Stated goal:
Reproduce this listing in full.

[Figure dataset records]
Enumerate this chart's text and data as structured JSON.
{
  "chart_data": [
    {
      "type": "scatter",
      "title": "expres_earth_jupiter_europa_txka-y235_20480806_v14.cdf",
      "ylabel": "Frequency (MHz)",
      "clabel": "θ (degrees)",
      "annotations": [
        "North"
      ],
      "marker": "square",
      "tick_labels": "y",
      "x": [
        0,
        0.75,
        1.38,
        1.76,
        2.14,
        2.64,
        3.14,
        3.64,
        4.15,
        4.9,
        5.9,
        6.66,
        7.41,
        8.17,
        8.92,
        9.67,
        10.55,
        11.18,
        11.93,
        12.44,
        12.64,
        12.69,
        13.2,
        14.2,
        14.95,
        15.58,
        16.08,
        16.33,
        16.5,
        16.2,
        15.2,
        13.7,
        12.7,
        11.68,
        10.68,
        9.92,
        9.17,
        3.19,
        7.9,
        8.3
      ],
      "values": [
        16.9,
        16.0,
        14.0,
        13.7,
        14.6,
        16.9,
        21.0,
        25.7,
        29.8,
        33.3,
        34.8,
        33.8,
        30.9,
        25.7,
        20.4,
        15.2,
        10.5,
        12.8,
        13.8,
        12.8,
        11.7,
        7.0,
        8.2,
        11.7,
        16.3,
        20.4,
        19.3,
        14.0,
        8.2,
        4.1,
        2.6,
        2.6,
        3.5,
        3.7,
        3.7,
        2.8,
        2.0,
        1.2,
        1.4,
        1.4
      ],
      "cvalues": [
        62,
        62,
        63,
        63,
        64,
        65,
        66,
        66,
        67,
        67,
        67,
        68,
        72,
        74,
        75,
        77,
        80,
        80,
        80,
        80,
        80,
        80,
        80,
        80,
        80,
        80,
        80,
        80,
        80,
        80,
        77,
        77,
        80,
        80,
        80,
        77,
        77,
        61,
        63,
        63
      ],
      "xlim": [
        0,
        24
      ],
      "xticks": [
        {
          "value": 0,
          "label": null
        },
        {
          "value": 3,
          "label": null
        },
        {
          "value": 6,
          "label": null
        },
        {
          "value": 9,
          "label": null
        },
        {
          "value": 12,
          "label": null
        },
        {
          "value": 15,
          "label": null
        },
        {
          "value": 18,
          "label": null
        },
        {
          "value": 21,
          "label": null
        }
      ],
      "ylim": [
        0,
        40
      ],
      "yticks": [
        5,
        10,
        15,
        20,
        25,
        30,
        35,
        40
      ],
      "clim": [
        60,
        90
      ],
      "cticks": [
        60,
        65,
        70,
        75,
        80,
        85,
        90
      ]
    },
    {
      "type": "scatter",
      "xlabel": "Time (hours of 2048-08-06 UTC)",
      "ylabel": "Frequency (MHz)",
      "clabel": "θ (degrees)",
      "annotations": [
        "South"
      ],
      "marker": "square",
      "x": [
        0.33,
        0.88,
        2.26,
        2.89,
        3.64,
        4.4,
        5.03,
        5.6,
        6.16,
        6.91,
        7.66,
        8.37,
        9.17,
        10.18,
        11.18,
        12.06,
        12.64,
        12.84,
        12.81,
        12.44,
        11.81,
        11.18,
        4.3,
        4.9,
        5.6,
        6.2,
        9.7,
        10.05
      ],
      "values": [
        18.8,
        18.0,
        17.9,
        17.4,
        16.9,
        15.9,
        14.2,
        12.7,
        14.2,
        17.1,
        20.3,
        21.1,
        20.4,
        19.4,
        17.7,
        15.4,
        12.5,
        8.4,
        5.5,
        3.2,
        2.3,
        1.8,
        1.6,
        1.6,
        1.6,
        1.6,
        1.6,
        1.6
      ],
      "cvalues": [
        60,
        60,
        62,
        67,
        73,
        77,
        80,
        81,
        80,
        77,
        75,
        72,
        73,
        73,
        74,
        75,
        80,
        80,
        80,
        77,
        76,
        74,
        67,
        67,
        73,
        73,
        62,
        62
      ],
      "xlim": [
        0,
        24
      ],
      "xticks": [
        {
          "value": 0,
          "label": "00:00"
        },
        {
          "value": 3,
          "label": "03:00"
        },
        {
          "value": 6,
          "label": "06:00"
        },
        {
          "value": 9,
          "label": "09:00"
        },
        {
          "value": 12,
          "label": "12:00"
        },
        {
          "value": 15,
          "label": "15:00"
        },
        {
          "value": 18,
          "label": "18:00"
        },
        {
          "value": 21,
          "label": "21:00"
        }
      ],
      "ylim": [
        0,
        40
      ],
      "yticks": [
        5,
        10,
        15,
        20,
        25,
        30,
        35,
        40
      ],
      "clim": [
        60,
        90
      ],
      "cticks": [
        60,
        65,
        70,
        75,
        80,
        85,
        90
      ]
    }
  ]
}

Exercise answer:
Enumerate this chart's text and data as structured JSON.
{
  "chart_data": [
    {
      "type": "scatter",
      "title": "expres_earth_jupiter_europa_txka-y235_20480806_v14.cdf",
      "ylabel": "Frequency (MHz)",
      "clabel": "θ (degrees)",
      "annotations": [
        "North"
      ],
      "marker": "square",
      "tick_labels": "y",
      "x": [
        0,
        0.75,
        1.38,
        1.76,
        2.14,
        2.64,
        3.14,
        3.64,
        4.15,
        4.9,
        5.9,
        6.66,
        7.41,
        8.17,
        8.92,
        9.67,
        10.55,
        11.18,
        11.93,
        12.44,
        12.64,
        12.69,
        13.2,
        14.2,
        14.95,
        15.58,
        16.08,
        16.33,
        16.5,
        16.2,
        15.2,
        13.7,
        12.7,
        11.68,
        10.68,
        9.92,
        9.17,
        3.19,
        7.9,
        8.3
      ],
      "values": [
        16.9,
        16.0,
        14.0,
        13.7,
        14.6,
        16.9,
        21.0,
        25.7,
        29.8,
        33.3,
        34.8,
        33.8,
        30.9,
        25.7,
        20.4,
        15.2,
        10.5,
        12.8,
        13.8,
        12.8,
        11.7,
        7.0,
        8.2,
        11.7,
        16.3,
        20.4,
        19.3,
        14.0,
        8.2,
        4.1,
        2.6,
        2.6,
        3.5,
        3.7,
        3.7,
        2.8,
        2.0,
        1.2,
        1.4,
        1.4
      ],
      "cvalues": [
        62,
        62,
        63,
        63,
        64,
        65,
        66,
        66,
        67,
        67,
        67,
        68,
        72,
        74,
        75,
        77,
        80,
        80,
        80,
        80,
        80,
        80,
        80,
        80,
        80,
        80,
        80,
        80,
        80,
        80,
        77,
        77,
        80,
        80,
        80,
        77,
        77,
        61,
        63,
        63
      ],
      "xlim": [
        0,
        24
      ],
      "xticks": [
        {
          "value": 0,
          "label": null
        },
        {
          "value": 3,
          "label": null
        },
        {
          "value": 6,
          "label": null
        },
        {
          "value": 9,
          "label": null
        },
        {
          "value": 12,
          "label": null
        },
        {
          "value": 15,
          "label": null
        },
        {
          "value": 18,
          "label": null
        },
        {
          "value": 21,
          "label": null
        }
      ],
      "ylim": [
        0,
        40
      ],
      "yticks": [
        5,
        10,
        15,
        20,
        25,
        30,
        35,
        40
      ],
      "clim": [
        60,
        90
      ],
      "cticks": [
        60,
        65,
        70,
        75,
        80,
        85,
        90
      ]
    },
    {
      "type": "scatter",
      "xlabel": "Time (hours of 2048-08-06 UTC)",
      "ylabel": "Frequency (MHz)",
      "clabel": "θ (degrees)",
      "annotations": [
        "South"
      ],
      "marker": "square",
      "x": [
        0.33,
        0.88,
        2.26,
        2.89,
        3.64,
        4.4,
        5.03,
        5.6,
        6.16,
        6.91,
        7.66,
        8.37,
        9.17,
        10.18,
        11.18,
        12.06,
        12.64,
        12.84,
        12.81,
        12.44,
        11.81,
        11.18,
        4.3,
        4.9,
        5.6,
        6.2,
        9.7,
        10.05
      ],
      "values": [
        18.8,
        18.0,
        17.9,
        17.4,
        16.9,
        15.9,
        14.2,
        12.7,
        14.2,
        17.1,
        20.3,
        21.1,
        20.4,
        19.4,
        17.7,
        15.4,
        12.5,
        8.4,
        5.5,
        3.2,
        2.3,
        1.8,
        1.6,
        1.6,
        1.6,
        1.6,
        1.6,
        1.6
      ],
      "cvalues": [
        60,
        60,
        62,
        67,
        73,
        77,
        80,
        81,
        80,
        77,
        75,
        72,
        73,
        73,
        74,
        75,
        80,
        80,
        80,
        77,
        76,
        74,
        67,
        67,
        73,
        73,
        62,
        62
      ],
      "xlim": [
        0,
        24
      ],
      "xticks": [
        {
          "value": 0,
          "label": "00:00"
        },
        {
          "value": 3,
          "label": "03:00"
        },
        {
          "value": 6,
          "label": "06:00"
        },
        {
          "value": 9,
          "label": "09:00"
        },
        {
          "value": 12,
          "label": "12:00"
        },
        {
          "value": 15,
          "label": "15:00"
        },
        {
          "value": 18,
          "label": "18:00"
        },
        {
          "value": 21,
          "label": "21:00"
        }
      ],
      "ylim": [
        0,
        40
      ],
      "yticks": [
        5,
        10,
        15,
        20,
        25,
        30,
        35,
        40
      ],
      "clim": [
        60,
        90
      ],
      "cticks": [
        60,
        65,
        70,
        75,
        80,
        85,
        90
      ]
    }
  ]
}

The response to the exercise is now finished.